◆ WRITTEN REQUEST:
Rewrite the data between the lines holding "What elements are" and "- brace: [728, 494, 986, 596]", inclusive, changing every "value-label" to "value-tag" and keeping everything else the same. Leave the picture out of your answer.

_ _ _ _ _

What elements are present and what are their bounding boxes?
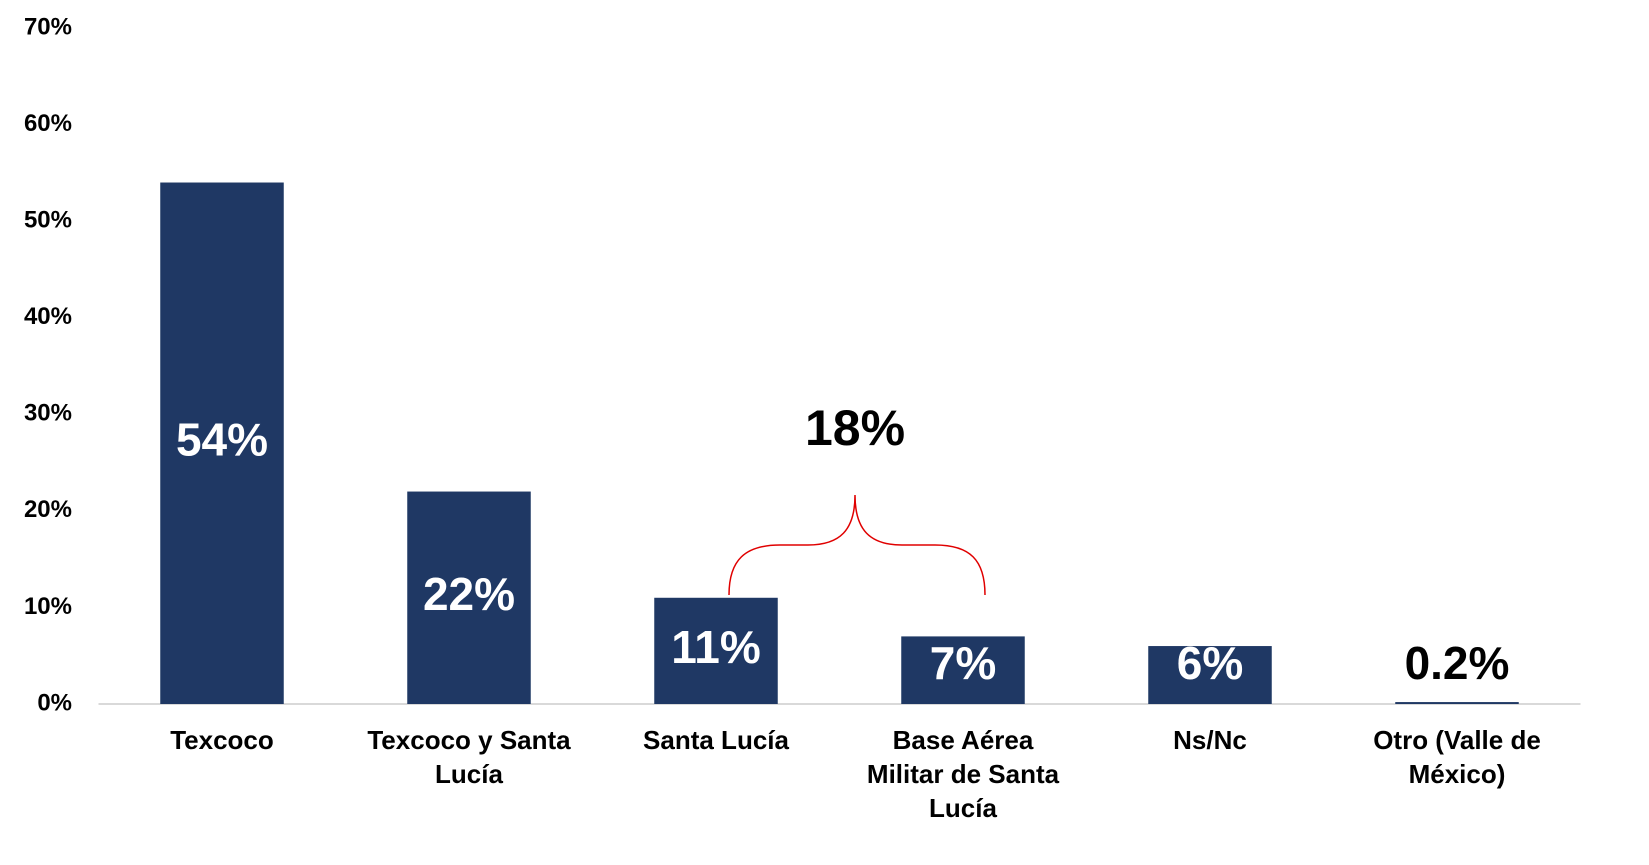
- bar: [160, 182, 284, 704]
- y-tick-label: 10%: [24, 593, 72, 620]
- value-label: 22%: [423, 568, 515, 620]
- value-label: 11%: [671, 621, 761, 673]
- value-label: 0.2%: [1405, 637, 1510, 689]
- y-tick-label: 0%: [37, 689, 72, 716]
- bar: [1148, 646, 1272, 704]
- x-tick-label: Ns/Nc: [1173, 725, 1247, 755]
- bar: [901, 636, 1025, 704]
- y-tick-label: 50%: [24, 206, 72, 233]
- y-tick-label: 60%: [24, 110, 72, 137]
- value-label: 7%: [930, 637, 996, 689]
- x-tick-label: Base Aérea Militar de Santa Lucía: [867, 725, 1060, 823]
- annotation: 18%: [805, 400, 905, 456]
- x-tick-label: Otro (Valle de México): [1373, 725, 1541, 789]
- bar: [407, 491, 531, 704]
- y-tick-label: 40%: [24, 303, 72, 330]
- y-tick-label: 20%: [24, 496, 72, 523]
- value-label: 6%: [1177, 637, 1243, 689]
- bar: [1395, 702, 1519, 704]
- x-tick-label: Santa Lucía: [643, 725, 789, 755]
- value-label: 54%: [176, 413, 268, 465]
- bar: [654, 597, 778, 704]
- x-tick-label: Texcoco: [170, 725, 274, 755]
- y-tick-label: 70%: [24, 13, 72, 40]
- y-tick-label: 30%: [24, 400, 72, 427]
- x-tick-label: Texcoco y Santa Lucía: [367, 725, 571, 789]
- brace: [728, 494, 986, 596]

_ _ _ _ _

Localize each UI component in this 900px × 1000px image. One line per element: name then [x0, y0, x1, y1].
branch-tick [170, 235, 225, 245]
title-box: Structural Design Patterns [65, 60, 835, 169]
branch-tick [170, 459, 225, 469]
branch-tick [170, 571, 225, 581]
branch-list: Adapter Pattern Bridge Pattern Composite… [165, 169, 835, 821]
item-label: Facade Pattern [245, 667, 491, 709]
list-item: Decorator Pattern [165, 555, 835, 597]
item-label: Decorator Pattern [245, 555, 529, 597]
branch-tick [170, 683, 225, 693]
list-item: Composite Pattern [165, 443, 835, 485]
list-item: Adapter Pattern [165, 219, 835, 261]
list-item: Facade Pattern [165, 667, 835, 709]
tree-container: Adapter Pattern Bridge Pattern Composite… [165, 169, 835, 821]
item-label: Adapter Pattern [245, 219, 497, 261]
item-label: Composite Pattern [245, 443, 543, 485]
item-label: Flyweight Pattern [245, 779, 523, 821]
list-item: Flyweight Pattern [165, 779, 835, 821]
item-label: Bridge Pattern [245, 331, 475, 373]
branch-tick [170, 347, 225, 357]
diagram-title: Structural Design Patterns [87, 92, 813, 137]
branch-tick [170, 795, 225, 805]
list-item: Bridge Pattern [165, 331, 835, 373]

_ _ _ _ _

◆ RESPONSE:
What elements are present and what are their bounding boxes?
- bar: [160, 182, 284, 704]
- y-tick-label: 10%: [24, 593, 72, 620]
- value-tag: 22%: [423, 568, 515, 620]
- value-tag: 11%: [671, 621, 761, 673]
- value-tag: 0.2%: [1405, 637, 1510, 689]
- y-tick-label: 0%: [37, 689, 72, 716]
- bar: [1148, 646, 1272, 704]
- x-tick-label: Ns/Nc: [1173, 725, 1247, 755]
- bar: [901, 636, 1025, 704]
- y-tick-label: 50%: [24, 206, 72, 233]
- y-tick-label: 60%: [24, 110, 72, 137]
- value-tag: 7%: [930, 637, 996, 689]
- x-tick-label: Base Aérea Militar de Santa Lucía: [867, 725, 1060, 823]
- annotation: 18%: [805, 400, 905, 456]
- x-tick-label: Otro (Valle de México): [1373, 725, 1541, 789]
- bar: [407, 491, 531, 704]
- y-tick-label: 40%: [24, 303, 72, 330]
- y-tick-label: 20%: [24, 496, 72, 523]
- value-tag: 6%: [1177, 637, 1243, 689]
- bar: [1395, 702, 1519, 704]
- x-tick-label: Santa Lucía: [643, 725, 789, 755]
- value-tag: 54%: [176, 413, 268, 465]
- bar: [654, 597, 778, 704]
- x-tick-label: Texcoco: [170, 725, 274, 755]
- y-tick-label: 70%: [24, 13, 72, 40]
- y-tick-label: 30%: [24, 400, 72, 427]
- x-tick-label: Texcoco y Santa Lucía: [367, 725, 571, 789]
- brace: [728, 494, 986, 596]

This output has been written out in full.